### Task directions
In the entries that follow, how many lines contain the word "screenshot"? Answer with the number only.

### Data shown
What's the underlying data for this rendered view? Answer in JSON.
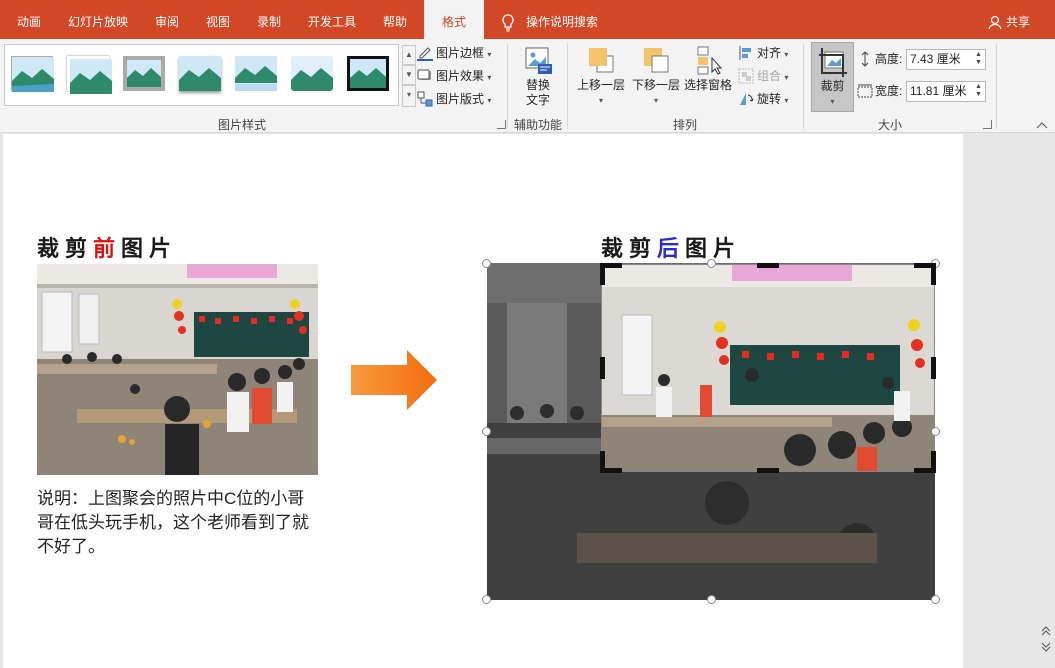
{
  "tabs": [
    {
      "label": "动画",
      "active": false
    },
    {
      "label": "幻灯片放映",
      "active": false
    },
    {
      "label": "审阅",
      "active": false
    },
    {
      "label": "视图",
      "active": false
    },
    {
      "label": "录制",
      "active": false
    },
    {
      "label": "开发工具",
      "active": false
    },
    {
      "label": "帮助",
      "active": false
    },
    {
      "label": "格式",
      "active": true
    }
  ],
  "tellme": {
    "label": "操作说明搜索",
    "icon": "lightbulb-icon"
  },
  "share": {
    "label": "共享",
    "icon": "person-icon"
  },
  "ribbon": {
    "picture_styles": {
      "group_label": "图片样式",
      "border_label": "图片边框",
      "effects_label": "图片效果",
      "layout_label": "图片版式"
    },
    "accessibility": {
      "group_label": "辅助功能",
      "alt_text_line1": "替换",
      "alt_text_line2": "文字"
    },
    "arrange": {
      "group_label": "排列",
      "bring_forward": "上移一层",
      "send_backward": "下移一层",
      "selection_pane": "选择窗格",
      "align": "对齐",
      "group": "组合",
      "rotate": "旋转"
    },
    "size": {
      "group_label": "大小",
      "crop_label": "裁剪",
      "height_label": "高度:",
      "height_value": "7.43 厘米",
      "width_label": "宽度:",
      "width_value": "11.81 厘米"
    }
  },
  "slide": {
    "title_before": {
      "part1": "裁剪",
      "highlight": "前",
      "part2": "图片"
    },
    "title_after": {
      "part1": "裁剪",
      "highlight": "后",
      "part2": "图片"
    },
    "description": "说明：上图聚会的照片中C位的小哥哥在低头玩手机，这个老师看到了就不好了。",
    "colors": {
      "before_highlight": "#e01010",
      "after_highlight": "#2a2ad8",
      "arrow": "#f47b20",
      "accent": "#d24726"
    }
  }
}
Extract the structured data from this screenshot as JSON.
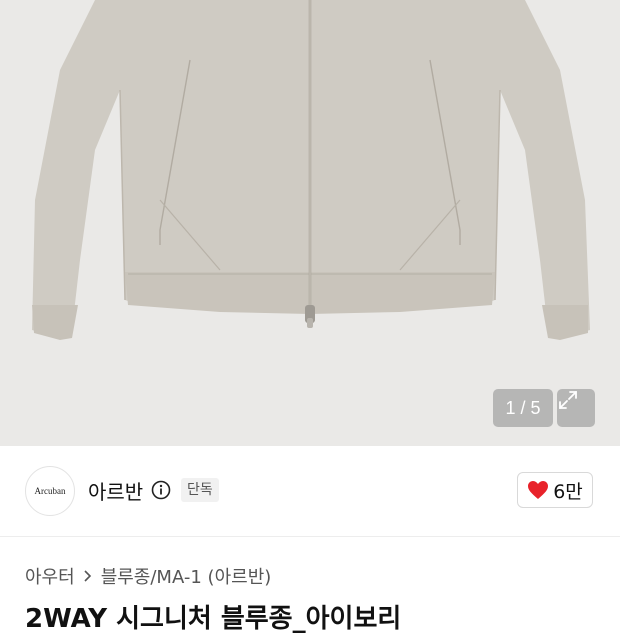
{
  "gallery": {
    "counter": "1 / 5",
    "expand_icon": "expand-icon",
    "background": "#eae9e7",
    "jacket_color": "#cfcbc3"
  },
  "brand": {
    "logo_text": "Arcuban",
    "name": "아르반",
    "info_icon": "info-icon",
    "badge": "단독"
  },
  "likes": {
    "icon": "heart-icon",
    "count": "6만",
    "heart_color": "#e8222a"
  },
  "breadcrumb": {
    "category": "아우터",
    "separator_icon": "chevron-right-icon",
    "subcategory": "블루종/MA-1 (아르반)"
  },
  "product": {
    "title": "2WAY 시그니처 블루종_아이보리"
  }
}
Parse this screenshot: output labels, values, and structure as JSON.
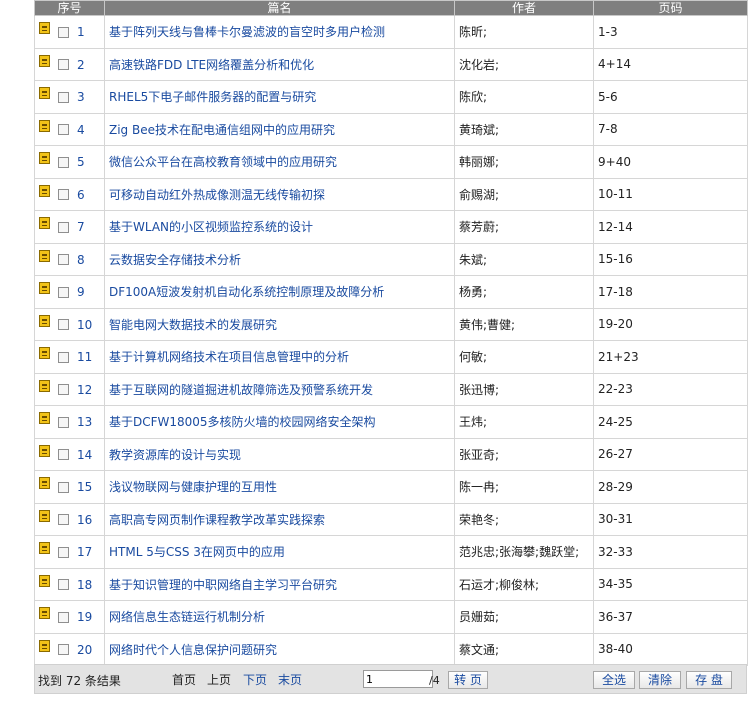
{
  "table": {
    "headers": [
      "序号",
      "篇名",
      "作者",
      "页码"
    ],
    "rows": [
      {
        "num": "1",
        "title": "基于阵列天线与鲁棒卡尔曼滤波的盲空时多用户检测",
        "author": "陈昕;",
        "pages": "1-3"
      },
      {
        "num": "2",
        "title": "高速铁路FDD LTE网络覆盖分析和优化",
        "author": "沈化岩;",
        "pages": "4+14"
      },
      {
        "num": "3",
        "title": "RHEL5下电子邮件服务器的配置与研究",
        "author": "陈欣;",
        "pages": "5-6"
      },
      {
        "num": "4",
        "title": "Zig Bee技术在配电通信组网中的应用研究",
        "author": "黄琦斌;",
        "pages": "7-8"
      },
      {
        "num": "5",
        "title": "微信公众平台在高校教育领域中的应用研究",
        "author": "韩丽娜;",
        "pages": "9+40"
      },
      {
        "num": "6",
        "title": "可移动自动红外热成像测温无线传输初探",
        "author": "俞赐湖;",
        "pages": "10-11"
      },
      {
        "num": "7",
        "title": "基于WLAN的小区视频监控系统的设计",
        "author": "蔡芳蔚;",
        "pages": "12-14"
      },
      {
        "num": "8",
        "title": "云数据安全存储技术分析",
        "author": "朱斌;",
        "pages": "15-16"
      },
      {
        "num": "9",
        "title": "DF100A短波发射机自动化系统控制原理及故障分析",
        "author": "杨勇;",
        "pages": "17-18"
      },
      {
        "num": "10",
        "title": "智能电网大数据技术的发展研究",
        "author": "黄伟;曹健;",
        "pages": "19-20"
      },
      {
        "num": "11",
        "title": "基于计算机网络技术在项目信息管理中的分析",
        "author": "何敏;",
        "pages": "21+23"
      },
      {
        "num": "12",
        "title": "基于互联网的隧道掘进机故障筛选及预警系统开发",
        "author": "张迅博;",
        "pages": "22-23"
      },
      {
        "num": "13",
        "title": "基于DCFW18005多核防火墙的校园网络安全架构",
        "author": "王炜;",
        "pages": "24-25"
      },
      {
        "num": "14",
        "title": "教学资源库的设计与实现",
        "author": "张亚奇;",
        "pages": "26-27"
      },
      {
        "num": "15",
        "title": "浅议物联网与健康护理的互用性",
        "author": "陈一冉;",
        "pages": "28-29"
      },
      {
        "num": "16",
        "title": "高职高专网页制作课程教学改革实践探索",
        "author": "荣艳冬;",
        "pages": "30-31"
      },
      {
        "num": "17",
        "title": "HTML 5与CSS 3在网页中的应用",
        "author": "范兆忠;张海攀;魏跃堂;",
        "pages": "32-33"
      },
      {
        "num": "18",
        "title": "基于知识管理的中职网络自主学习平台研究",
        "author": "石运才;柳俊林;",
        "pages": "34-35"
      },
      {
        "num": "19",
        "title": "网络信息生态链运行机制分析",
        "author": "员姗茹;",
        "pages": "36-37"
      },
      {
        "num": "20",
        "title": "网络时代个人信息保护问题研究",
        "author": "蔡文通;",
        "pages": "38-40"
      }
    ]
  },
  "footer": {
    "found": "找到 72 条结果",
    "first": "首页",
    "prev": "上页",
    "next": "下页",
    "last": "末页",
    "page_value": "1",
    "page_total": "/4",
    "go": "转 页",
    "select_all": "全选",
    "clear": "清除",
    "save": "存 盘"
  },
  "colors": {
    "header_bg": "#7f7f7f",
    "link": "#1a4ba0",
    "footer_bg": "#e3e3e3",
    "mark": "#f2c318"
  },
  "icons": {
    "row_mark": "document-icon",
    "row_select": "checkbox"
  }
}
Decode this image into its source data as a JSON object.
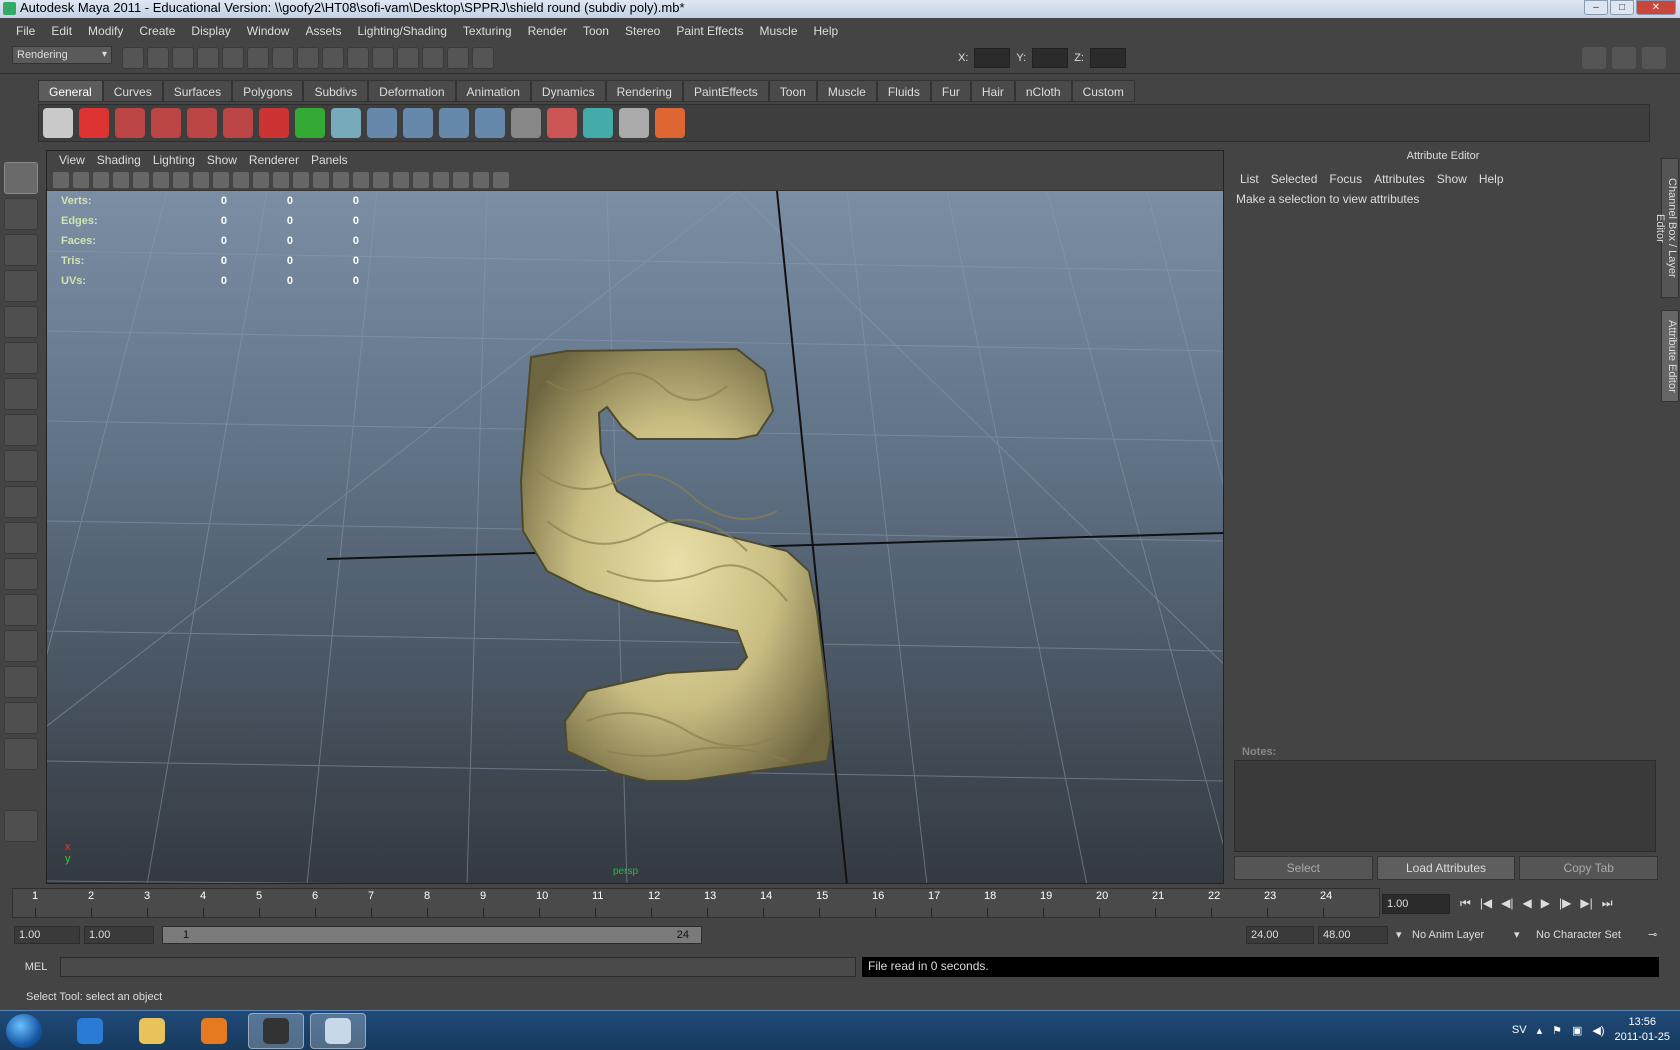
{
  "window": {
    "title": "Autodesk Maya 2011 - Educational Version: \\\\goofy2\\HT08\\sofi-vam\\Desktop\\SPPRJ\\shield round (subdiv poly).mb*"
  },
  "menu": [
    "File",
    "Edit",
    "Modify",
    "Create",
    "Display",
    "Window",
    "Assets",
    "Lighting/Shading",
    "Texturing",
    "Render",
    "Toon",
    "Stereo",
    "Paint Effects",
    "Muscle",
    "Help"
  ],
  "status_line": {
    "mode": "Rendering",
    "x_label": "X:",
    "y_label": "Y:",
    "z_label": "Z:"
  },
  "shelf_tabs": [
    "General",
    "Curves",
    "Surfaces",
    "Polygons",
    "Subdivs",
    "Deformation",
    "Animation",
    "Dynamics",
    "Rendering",
    "PaintEffects",
    "Toon",
    "Muscle",
    "Fluids",
    "Fur",
    "Hair",
    "nCloth",
    "Custom"
  ],
  "viewport": {
    "menu": [
      "View",
      "Shading",
      "Lighting",
      "Show",
      "Renderer",
      "Panels"
    ],
    "hud": [
      {
        "label": "Verts:",
        "v1": "0",
        "v2": "0",
        "v3": "0"
      },
      {
        "label": "Edges:",
        "v1": "0",
        "v2": "0",
        "v3": "0"
      },
      {
        "label": "Faces:",
        "v1": "0",
        "v2": "0",
        "v3": "0"
      },
      {
        "label": "Tris:",
        "v1": "0",
        "v2": "0",
        "v3": "0"
      },
      {
        "label": "UVs:",
        "v1": "0",
        "v2": "0",
        "v3": "0"
      }
    ],
    "camera": "persp",
    "axis": {
      "x": "x",
      "y": "y"
    }
  },
  "attribute_editor": {
    "title": "Attribute Editor",
    "menu": [
      "List",
      "Selected",
      "Focus",
      "Attributes",
      "Show",
      "Help"
    ],
    "message": "Make a selection to view attributes",
    "notes_label": "Notes:",
    "buttons": {
      "select": "Select",
      "load": "Load Attributes",
      "copy": "Copy Tab"
    }
  },
  "side_tabs": {
    "channel": "Channel Box / Layer Editor",
    "attr": "Attribute Editor"
  },
  "time_slider": {
    "ticks": [
      "1",
      "2",
      "3",
      "4",
      "5",
      "6",
      "7",
      "8",
      "9",
      "10",
      "11",
      "12",
      "13",
      "14",
      "15",
      "16",
      "17",
      "18",
      "19",
      "20",
      "21",
      "22",
      "23",
      "24"
    ],
    "current": "1.00"
  },
  "range": {
    "start": "1.00",
    "inner_start": "1.00",
    "bar_start": "1",
    "bar_end": "24",
    "end": "24.00",
    "outer_end": "48.00",
    "anim_layer": "No Anim Layer",
    "char_set": "No Character Set"
  },
  "command": {
    "label": "MEL",
    "output": "File read in 0 seconds."
  },
  "help_line": "Select Tool: select an object",
  "taskbar": {
    "lang": "SV",
    "time": "13:56",
    "date": "2011-01-25"
  }
}
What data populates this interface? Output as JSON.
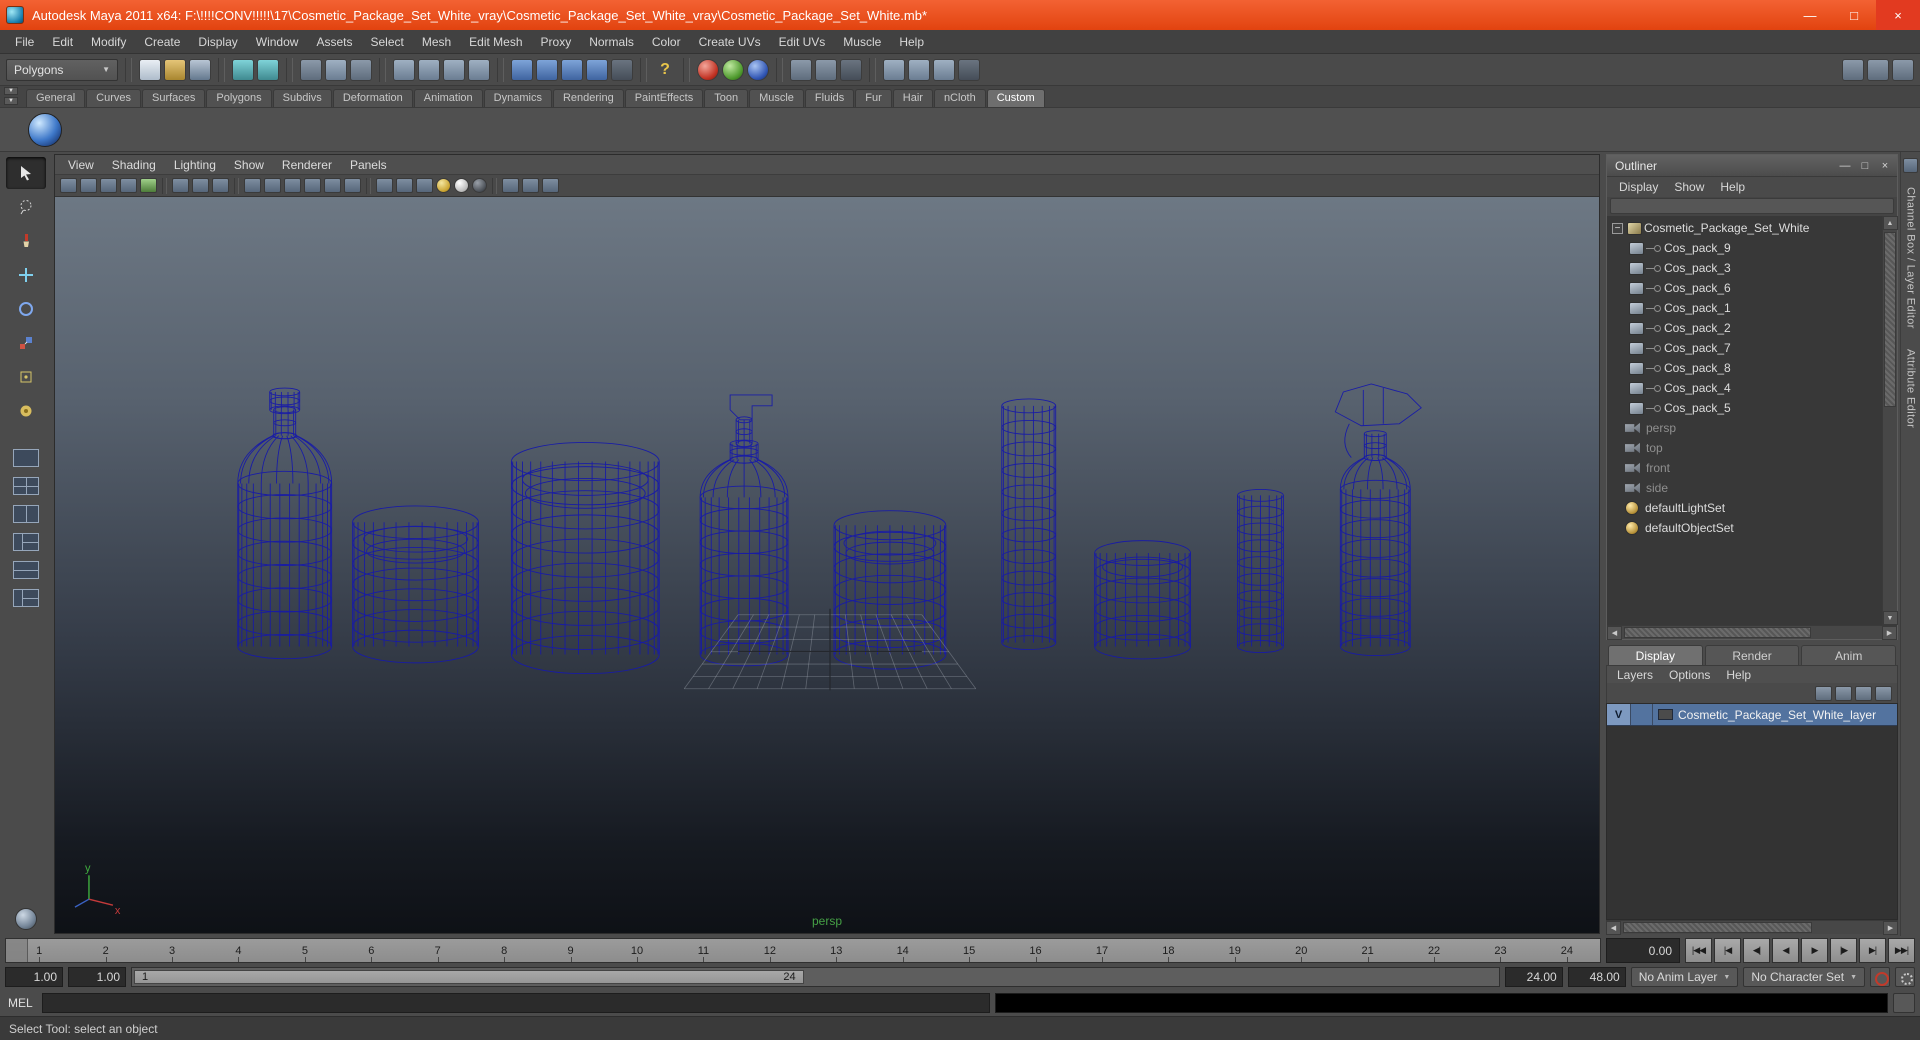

### Solution for this task
2